### GOAL
Where a line of the material contains the string "arrow", copy that line.

### RECORDED DATA
## START
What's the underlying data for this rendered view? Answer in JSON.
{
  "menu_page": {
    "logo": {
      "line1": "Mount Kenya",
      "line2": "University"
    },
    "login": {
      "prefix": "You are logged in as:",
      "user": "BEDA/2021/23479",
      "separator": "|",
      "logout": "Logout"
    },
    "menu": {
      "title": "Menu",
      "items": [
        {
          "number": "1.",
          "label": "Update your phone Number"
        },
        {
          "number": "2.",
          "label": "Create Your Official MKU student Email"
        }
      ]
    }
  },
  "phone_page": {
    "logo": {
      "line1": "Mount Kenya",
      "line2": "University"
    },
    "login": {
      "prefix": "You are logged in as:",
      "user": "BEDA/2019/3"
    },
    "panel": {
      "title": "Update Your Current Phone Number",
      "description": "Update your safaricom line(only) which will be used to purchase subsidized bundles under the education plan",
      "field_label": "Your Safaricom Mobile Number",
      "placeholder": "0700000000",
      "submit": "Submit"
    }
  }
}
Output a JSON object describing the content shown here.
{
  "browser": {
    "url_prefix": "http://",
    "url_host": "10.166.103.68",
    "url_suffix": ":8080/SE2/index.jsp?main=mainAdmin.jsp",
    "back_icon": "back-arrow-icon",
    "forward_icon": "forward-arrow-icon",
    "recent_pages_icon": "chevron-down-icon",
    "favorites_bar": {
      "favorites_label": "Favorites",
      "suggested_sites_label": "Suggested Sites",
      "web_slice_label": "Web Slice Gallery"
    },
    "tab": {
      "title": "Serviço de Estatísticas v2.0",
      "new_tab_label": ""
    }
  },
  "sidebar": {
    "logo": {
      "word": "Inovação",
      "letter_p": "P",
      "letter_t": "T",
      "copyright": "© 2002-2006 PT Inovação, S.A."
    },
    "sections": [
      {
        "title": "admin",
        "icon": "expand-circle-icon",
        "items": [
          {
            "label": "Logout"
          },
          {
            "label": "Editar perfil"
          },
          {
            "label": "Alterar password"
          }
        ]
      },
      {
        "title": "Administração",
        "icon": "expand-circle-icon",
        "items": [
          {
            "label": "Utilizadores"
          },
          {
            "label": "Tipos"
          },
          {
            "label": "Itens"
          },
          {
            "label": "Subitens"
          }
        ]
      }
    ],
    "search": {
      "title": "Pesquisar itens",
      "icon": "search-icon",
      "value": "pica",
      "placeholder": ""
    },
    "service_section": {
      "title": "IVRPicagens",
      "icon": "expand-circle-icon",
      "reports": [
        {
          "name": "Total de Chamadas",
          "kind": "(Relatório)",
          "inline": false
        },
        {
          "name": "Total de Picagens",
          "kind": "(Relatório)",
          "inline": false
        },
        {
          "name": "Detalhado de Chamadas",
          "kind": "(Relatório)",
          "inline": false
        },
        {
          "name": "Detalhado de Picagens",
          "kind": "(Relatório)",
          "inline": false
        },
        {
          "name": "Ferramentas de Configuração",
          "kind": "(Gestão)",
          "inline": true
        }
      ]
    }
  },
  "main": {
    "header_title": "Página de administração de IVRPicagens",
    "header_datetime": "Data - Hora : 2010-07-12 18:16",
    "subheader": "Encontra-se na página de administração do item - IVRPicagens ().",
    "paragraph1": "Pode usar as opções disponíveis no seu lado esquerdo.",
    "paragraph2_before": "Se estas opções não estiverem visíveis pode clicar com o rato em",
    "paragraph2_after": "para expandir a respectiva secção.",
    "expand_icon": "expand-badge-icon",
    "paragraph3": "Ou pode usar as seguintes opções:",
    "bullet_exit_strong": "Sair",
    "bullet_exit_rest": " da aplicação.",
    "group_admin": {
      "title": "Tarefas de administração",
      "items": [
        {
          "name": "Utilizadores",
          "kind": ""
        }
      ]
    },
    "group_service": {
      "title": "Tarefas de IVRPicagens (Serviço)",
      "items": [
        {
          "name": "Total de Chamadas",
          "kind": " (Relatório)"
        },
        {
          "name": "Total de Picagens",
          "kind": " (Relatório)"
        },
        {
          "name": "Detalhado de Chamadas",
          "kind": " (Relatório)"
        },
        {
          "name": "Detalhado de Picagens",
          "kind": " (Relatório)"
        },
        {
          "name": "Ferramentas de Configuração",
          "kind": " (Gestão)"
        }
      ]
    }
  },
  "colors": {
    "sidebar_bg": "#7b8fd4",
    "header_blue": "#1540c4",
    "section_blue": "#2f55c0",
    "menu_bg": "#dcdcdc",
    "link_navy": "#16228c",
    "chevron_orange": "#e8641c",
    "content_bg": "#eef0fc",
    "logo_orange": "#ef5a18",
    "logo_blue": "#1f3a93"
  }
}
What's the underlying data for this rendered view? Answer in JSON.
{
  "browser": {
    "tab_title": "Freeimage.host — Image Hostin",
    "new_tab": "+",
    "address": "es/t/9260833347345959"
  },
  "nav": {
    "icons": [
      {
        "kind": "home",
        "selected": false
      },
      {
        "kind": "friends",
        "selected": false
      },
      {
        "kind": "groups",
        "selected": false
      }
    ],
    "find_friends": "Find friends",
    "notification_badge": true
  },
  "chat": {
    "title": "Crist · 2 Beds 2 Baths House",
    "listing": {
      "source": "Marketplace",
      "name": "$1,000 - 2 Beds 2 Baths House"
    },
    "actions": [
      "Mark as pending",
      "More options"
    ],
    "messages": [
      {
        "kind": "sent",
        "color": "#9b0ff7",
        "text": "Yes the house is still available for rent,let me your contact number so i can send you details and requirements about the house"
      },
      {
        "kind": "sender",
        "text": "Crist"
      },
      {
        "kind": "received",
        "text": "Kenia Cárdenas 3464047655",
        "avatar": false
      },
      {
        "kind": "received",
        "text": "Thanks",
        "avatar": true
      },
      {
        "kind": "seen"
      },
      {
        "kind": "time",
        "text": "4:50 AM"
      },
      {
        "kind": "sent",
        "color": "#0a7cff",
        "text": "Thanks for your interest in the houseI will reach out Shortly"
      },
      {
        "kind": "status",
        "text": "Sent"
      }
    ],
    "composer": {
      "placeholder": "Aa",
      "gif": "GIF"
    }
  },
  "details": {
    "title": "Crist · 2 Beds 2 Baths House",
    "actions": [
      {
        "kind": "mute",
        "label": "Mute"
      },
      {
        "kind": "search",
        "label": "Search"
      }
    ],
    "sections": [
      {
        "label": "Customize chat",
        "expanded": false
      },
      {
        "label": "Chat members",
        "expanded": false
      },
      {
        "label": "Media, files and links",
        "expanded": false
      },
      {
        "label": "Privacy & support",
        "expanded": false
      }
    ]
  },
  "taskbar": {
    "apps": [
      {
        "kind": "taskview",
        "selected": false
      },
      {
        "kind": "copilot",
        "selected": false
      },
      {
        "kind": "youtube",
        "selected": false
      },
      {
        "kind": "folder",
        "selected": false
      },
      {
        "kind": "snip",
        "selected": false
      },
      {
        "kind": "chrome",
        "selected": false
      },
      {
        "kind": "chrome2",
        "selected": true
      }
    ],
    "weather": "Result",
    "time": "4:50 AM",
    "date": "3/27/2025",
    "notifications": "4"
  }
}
## END
### EXERCISE OUTPUT
    "back_icon": "back-arrow-icon",
    "forward_icon": "forward-arrow-icon",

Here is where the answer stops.